> [REQUIRED TASK] Output all of the entries below precisely as written.

□ □ □ □ □

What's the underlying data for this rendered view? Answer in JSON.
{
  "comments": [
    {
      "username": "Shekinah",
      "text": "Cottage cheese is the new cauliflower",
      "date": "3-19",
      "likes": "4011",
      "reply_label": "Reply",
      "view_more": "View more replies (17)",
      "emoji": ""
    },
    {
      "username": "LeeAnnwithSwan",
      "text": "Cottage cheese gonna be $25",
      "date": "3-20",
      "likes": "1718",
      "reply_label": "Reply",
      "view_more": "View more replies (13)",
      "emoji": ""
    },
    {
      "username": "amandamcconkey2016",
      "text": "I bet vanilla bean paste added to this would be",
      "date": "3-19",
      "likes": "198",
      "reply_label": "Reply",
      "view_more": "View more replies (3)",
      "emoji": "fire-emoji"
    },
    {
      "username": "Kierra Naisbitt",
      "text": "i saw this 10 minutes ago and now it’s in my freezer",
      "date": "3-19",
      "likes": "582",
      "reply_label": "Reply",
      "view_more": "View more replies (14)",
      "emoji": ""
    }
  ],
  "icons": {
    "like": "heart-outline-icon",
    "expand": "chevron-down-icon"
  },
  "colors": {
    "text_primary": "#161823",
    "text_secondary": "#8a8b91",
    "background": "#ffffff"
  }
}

□ □ □ □ □

> [EXERCISE SOLUTION]
What's the underlying data for this rendered view? Answer in JSON.
{
  "comments": [
    {
      "username": "Shekinah",
      "text": "Cottage cheese is the new cauliflower",
      "date": "3-19",
      "likes": "4011",
      "reply_label": "Reply",
      "view_more": "View more replies (17)",
      "emoji": ""
    },
    {
      "username": "LeeAnnwithSwan",
      "text": "Cottage cheese gonna be $25",
      "date": "3-20",
      "likes": "1718",
      "reply_label": "Reply",
      "view_more": "View more replies (13)",
      "emoji": ""
    },
    {
      "username": "amandamcconkey2016",
      "text": "I bet vanilla bean paste added to this would be",
      "date": "3-19",
      "likes": "198",
      "reply_label": "Reply",
      "view_more": "View more replies (3)",
      "emoji": "fire-emoji"
    },
    {
      "username": "Kierra Naisbitt",
      "text": "i saw this 10 minutes ago and now it’s in my freezer",
      "date": "3-19",
      "likes": "582",
      "reply_label": "Reply",
      "view_more": "View more replies (14)",
      "emoji": ""
    }
  ],
  "icons": {
    "like": "heart-outline-icon",
    "expand": "chevron-down-icon"
  },
  "colors": {
    "text_primary": "#161823",
    "text_secondary": "#8a8b91",
    "background": "#ffffff"
  }
}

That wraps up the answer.